**Stated problem:**
Would you write out the listing verbatim and skip every picture in it?

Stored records
::::
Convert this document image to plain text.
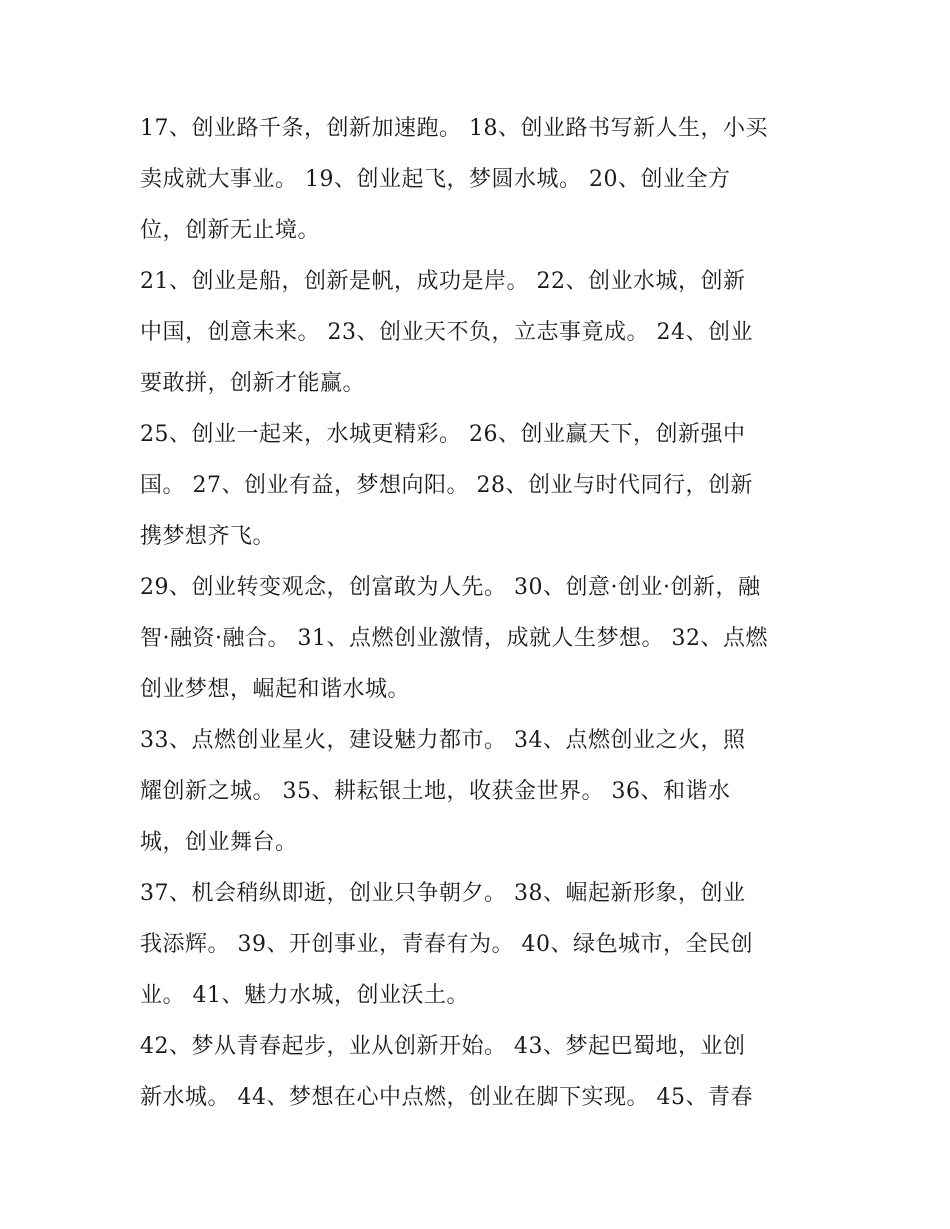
17、创业路千条，创新加速跑。 18、创业路书写新人生，小买
卖成就大事业。 19、创业起飞，梦圆水城。 20、创业全方
位，创新无止境。
21、创业是船，创新是帆，成功是岸。 22、创业水城，创新
中国，创意未来。 23、创业天不负，立志事竟成。 24、创业
要敢拼，创新才能赢。
25、创业一起来，水城更精彩。 26、创业赢天下，创新强中
国。 27、创业有益，梦想向阳。 28、创业与时代同行，创新
携梦想齐飞。
29、创业转变观念，创富敢为人先。 30、创意·创业·创新，融
智·融资·融合。 31、点燃创业激情，成就人生梦想。 32、点燃
创业梦想，崛起和谐水城。
33、点燃创业星火，建设魅力都市。 34、点燃创业之火，照
耀创新之城。 35、耕耘银土地，收获金世界。 36、和谐水
城，创业舞台。
37、机会稍纵即逝，创业只争朝夕。 38、崛起新形象，创业
我添辉。 39、开创事业，青春有为。 40、绿色城市，全民创
业。 41、魅力水城，创业沃土。
42、梦从青春起步，业从创新开始。 43、梦起巴蜀地，业创
新水城。 44、梦想在心中点燃，创业在脚下实现。 45、青春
::::
**Written solution:**
Convert this document image to plain text.
17、创业路千条，创新加速跑。 18、创业路书写新人生，小买
卖成就大事业。 19、创业起飞，梦圆水城。 20、创业全方
位，创新无止境。
21、创业是船，创新是帆，成功是岸。 22、创业水城，创新
中国，创意未来。 23、创业天不负，立志事竟成。 24、创业
要敢拼，创新才能赢。
25、创业一起来，水城更精彩。 26、创业赢天下，创新强中
国。 27、创业有益，梦想向阳。 28、创业与时代同行，创新
携梦想齐飞。
29、创业转变观念，创富敢为人先。 30、创意·创业·创新，融
智·融资·融合。 31、点燃创业激情，成就人生梦想。 32、点燃
创业梦想，崛起和谐水城。
33、点燃创业星火，建设魅力都市。 34、点燃创业之火，照
耀创新之城。 35、耕耘银土地，收获金世界。 36、和谐水
城，创业舞台。
37、机会稍纵即逝，创业只争朝夕。 38、崛起新形象，创业
我添辉。 39、开创事业，青春有为。 40、绿色城市，全民创
业。 41、魅力水城，创业沃土。
42、梦从青春起步，业从创新开始。 43、梦起巴蜀地，业创
新水城。 44、梦想在心中点燃，创业在脚下实现。 45、青春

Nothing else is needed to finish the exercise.